Records from a collection:
* begin *
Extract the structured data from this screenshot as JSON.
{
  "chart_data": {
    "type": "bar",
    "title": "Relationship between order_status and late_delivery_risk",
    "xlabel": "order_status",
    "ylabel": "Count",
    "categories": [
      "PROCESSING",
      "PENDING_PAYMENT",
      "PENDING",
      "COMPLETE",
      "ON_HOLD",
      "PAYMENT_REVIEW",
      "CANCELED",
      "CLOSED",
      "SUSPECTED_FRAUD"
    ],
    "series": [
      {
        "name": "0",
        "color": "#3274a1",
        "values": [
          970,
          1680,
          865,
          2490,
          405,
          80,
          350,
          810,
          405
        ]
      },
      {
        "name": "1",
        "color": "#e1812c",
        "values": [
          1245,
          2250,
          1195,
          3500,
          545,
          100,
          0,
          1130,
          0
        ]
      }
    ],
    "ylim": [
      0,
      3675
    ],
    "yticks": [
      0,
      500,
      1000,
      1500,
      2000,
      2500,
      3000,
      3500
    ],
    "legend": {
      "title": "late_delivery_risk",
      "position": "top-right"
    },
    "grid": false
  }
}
* end *
Return the material exactly as it stands.

■ Full answer
Extract the structured data from this screenshot as JSON.
{
  "chart_data": {
    "type": "bar",
    "title": "Relationship between order_status and late_delivery_risk",
    "xlabel": "order_status",
    "ylabel": "Count",
    "categories": [
      "PROCESSING",
      "PENDING_PAYMENT",
      "PENDING",
      "COMPLETE",
      "ON_HOLD",
      "PAYMENT_REVIEW",
      "CANCELED",
      "CLOSED",
      "SUSPECTED_FRAUD"
    ],
    "series": [
      {
        "name": "0",
        "color": "#3274a1",
        "values": [
          970,
          1680,
          865,
          2490,
          405,
          80,
          350,
          810,
          405
        ]
      },
      {
        "name": "1",
        "color": "#e1812c",
        "values": [
          1245,
          2250,
          1195,
          3500,
          545,
          100,
          0,
          1130,
          0
        ]
      }
    ],
    "ylim": [
      0,
      3675
    ],
    "yticks": [
      0,
      500,
      1000,
      1500,
      2000,
      2500,
      3000,
      3500
    ],
    "legend": {
      "title": "late_delivery_risk",
      "position": "top-right"
    },
    "grid": false
  }
}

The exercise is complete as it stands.